What you have to do: The listing must be reproduced in full, exactly as it stands.

Recorded information:
================

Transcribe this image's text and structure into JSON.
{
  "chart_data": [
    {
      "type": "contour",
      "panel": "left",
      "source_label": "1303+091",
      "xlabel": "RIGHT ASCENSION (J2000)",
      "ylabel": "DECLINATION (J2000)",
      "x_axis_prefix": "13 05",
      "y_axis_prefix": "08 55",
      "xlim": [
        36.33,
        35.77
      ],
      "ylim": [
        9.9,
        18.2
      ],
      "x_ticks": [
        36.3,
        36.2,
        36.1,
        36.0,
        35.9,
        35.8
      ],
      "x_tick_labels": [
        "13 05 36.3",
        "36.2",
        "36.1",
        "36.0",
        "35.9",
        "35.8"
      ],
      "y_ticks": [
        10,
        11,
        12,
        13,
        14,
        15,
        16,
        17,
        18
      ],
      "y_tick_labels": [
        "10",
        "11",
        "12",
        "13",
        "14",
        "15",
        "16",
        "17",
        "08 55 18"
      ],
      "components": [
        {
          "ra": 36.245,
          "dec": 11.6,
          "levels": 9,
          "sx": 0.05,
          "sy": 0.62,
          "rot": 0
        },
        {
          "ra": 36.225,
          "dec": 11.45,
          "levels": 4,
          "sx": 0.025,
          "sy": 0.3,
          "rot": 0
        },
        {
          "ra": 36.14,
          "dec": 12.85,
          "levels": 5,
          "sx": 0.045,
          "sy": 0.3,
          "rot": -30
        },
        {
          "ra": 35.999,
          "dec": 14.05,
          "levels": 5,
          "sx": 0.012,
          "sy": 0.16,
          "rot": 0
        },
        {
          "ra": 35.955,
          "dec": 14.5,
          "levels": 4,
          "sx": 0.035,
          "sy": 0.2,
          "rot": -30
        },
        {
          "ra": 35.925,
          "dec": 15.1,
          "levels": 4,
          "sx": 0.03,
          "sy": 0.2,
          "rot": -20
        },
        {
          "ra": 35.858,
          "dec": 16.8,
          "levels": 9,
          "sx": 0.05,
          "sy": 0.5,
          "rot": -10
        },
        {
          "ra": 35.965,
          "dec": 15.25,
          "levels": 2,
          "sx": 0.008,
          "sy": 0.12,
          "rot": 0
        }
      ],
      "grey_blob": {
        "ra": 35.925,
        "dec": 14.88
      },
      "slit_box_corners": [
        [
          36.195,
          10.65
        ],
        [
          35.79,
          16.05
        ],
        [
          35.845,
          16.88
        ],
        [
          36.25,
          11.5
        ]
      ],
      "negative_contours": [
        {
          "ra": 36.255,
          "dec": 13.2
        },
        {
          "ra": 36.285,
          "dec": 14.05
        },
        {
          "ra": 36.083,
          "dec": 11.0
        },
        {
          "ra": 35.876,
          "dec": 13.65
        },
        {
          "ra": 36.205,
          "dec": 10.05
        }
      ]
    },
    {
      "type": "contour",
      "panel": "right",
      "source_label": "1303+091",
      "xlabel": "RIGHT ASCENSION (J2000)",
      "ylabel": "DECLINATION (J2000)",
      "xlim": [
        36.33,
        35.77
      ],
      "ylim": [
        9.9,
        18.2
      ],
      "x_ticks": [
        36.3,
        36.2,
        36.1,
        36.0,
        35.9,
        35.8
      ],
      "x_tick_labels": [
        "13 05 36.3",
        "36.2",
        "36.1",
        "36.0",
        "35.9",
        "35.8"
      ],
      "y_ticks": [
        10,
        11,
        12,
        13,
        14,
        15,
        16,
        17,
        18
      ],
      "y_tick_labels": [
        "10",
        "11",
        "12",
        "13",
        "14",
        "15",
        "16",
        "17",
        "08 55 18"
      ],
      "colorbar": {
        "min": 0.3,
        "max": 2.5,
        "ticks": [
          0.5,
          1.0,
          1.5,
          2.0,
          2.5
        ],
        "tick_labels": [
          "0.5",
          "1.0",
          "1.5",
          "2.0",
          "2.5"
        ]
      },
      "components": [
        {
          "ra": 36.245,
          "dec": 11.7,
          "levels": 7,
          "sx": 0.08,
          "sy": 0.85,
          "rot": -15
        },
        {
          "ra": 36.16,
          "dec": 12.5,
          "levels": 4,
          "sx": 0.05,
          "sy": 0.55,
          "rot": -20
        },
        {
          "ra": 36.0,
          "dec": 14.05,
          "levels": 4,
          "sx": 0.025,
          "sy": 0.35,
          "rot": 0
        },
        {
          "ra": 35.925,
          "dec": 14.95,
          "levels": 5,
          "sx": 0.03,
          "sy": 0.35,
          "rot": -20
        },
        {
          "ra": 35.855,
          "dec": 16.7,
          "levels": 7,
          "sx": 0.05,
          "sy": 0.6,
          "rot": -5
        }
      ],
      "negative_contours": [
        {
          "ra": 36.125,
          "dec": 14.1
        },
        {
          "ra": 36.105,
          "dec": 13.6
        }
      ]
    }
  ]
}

================

The response:
Transcribe this image's text and structure into JSON.
{
  "chart_data": [
    {
      "type": "contour",
      "panel": "left",
      "source_label": "1303+091",
      "xlabel": "RIGHT ASCENSION (J2000)",
      "ylabel": "DECLINATION (J2000)",
      "x_axis_prefix": "13 05",
      "y_axis_prefix": "08 55",
      "xlim": [
        36.33,
        35.77
      ],
      "ylim": [
        9.9,
        18.2
      ],
      "x_ticks": [
        36.3,
        36.2,
        36.1,
        36.0,
        35.9,
        35.8
      ],
      "x_tick_labels": [
        "13 05 36.3",
        "36.2",
        "36.1",
        "36.0",
        "35.9",
        "35.8"
      ],
      "y_ticks": [
        10,
        11,
        12,
        13,
        14,
        15,
        16,
        17,
        18
      ],
      "y_tick_labels": [
        "10",
        "11",
        "12",
        "13",
        "14",
        "15",
        "16",
        "17",
        "08 55 18"
      ],
      "components": [
        {
          "ra": 36.245,
          "dec": 11.6,
          "levels": 9,
          "sx": 0.05,
          "sy": 0.62,
          "rot": 0
        },
        {
          "ra": 36.225,
          "dec": 11.45,
          "levels": 4,
          "sx": 0.025,
          "sy": 0.3,
          "rot": 0
        },
        {
          "ra": 36.14,
          "dec": 12.85,
          "levels": 5,
          "sx": 0.045,
          "sy": 0.3,
          "rot": -30
        },
        {
          "ra": 35.999,
          "dec": 14.05,
          "levels": 5,
          "sx": 0.012,
          "sy": 0.16,
          "rot": 0
        },
        {
          "ra": 35.955,
          "dec": 14.5,
          "levels": 4,
          "sx": 0.035,
          "sy": 0.2,
          "rot": -30
        },
        {
          "ra": 35.925,
          "dec": 15.1,
          "levels": 4,
          "sx": 0.03,
          "sy": 0.2,
          "rot": -20
        },
        {
          "ra": 35.858,
          "dec": 16.8,
          "levels": 9,
          "sx": 0.05,
          "sy": 0.5,
          "rot": -10
        },
        {
          "ra": 35.965,
          "dec": 15.25,
          "levels": 2,
          "sx": 0.008,
          "sy": 0.12,
          "rot": 0
        }
      ],
      "grey_blob": {
        "ra": 35.925,
        "dec": 14.88
      },
      "slit_box_corners": [
        [
          36.195,
          10.65
        ],
        [
          35.79,
          16.05
        ],
        [
          35.845,
          16.88
        ],
        [
          36.25,
          11.5
        ]
      ],
      "negative_contours": [
        {
          "ra": 36.255,
          "dec": 13.2
        },
        {
          "ra": 36.285,
          "dec": 14.05
        },
        {
          "ra": 36.083,
          "dec": 11.0
        },
        {
          "ra": 35.876,
          "dec": 13.65
        },
        {
          "ra": 36.205,
          "dec": 10.05
        }
      ]
    },
    {
      "type": "contour",
      "panel": "right",
      "source_label": "1303+091",
      "xlabel": "RIGHT ASCENSION (J2000)",
      "ylabel": "DECLINATION (J2000)",
      "xlim": [
        36.33,
        35.77
      ],
      "ylim": [
        9.9,
        18.2
      ],
      "x_ticks": [
        36.3,
        36.2,
        36.1,
        36.0,
        35.9,
        35.8
      ],
      "x_tick_labels": [
        "13 05 36.3",
        "36.2",
        "36.1",
        "36.0",
        "35.9",
        "35.8"
      ],
      "y_ticks": [
        10,
        11,
        12,
        13,
        14,
        15,
        16,
        17,
        18
      ],
      "y_tick_labels": [
        "10",
        "11",
        "12",
        "13",
        "14",
        "15",
        "16",
        "17",
        "08 55 18"
      ],
      "colorbar": {
        "min": 0.3,
        "max": 2.5,
        "ticks": [
          0.5,
          1.0,
          1.5,
          2.0,
          2.5
        ],
        "tick_labels": [
          "0.5",
          "1.0",
          "1.5",
          "2.0",
          "2.5"
        ]
      },
      "components": [
        {
          "ra": 36.245,
          "dec": 11.7,
          "levels": 7,
          "sx": 0.08,
          "sy": 0.85,
          "rot": -15
        },
        {
          "ra": 36.16,
          "dec": 12.5,
          "levels": 4,
          "sx": 0.05,
          "sy": 0.55,
          "rot": -20
        },
        {
          "ra": 36.0,
          "dec": 14.05,
          "levels": 4,
          "sx": 0.025,
          "sy": 0.35,
          "rot": 0
        },
        {
          "ra": 35.925,
          "dec": 14.95,
          "levels": 5,
          "sx": 0.03,
          "sy": 0.35,
          "rot": -20
        },
        {
          "ra": 35.855,
          "dec": 16.7,
          "levels": 7,
          "sx": 0.05,
          "sy": 0.6,
          "rot": -5
        }
      ],
      "negative_contours": [
        {
          "ra": 36.125,
          "dec": 14.1
        },
        {
          "ra": 36.105,
          "dec": 13.6
        }
      ]
    }
  ]
}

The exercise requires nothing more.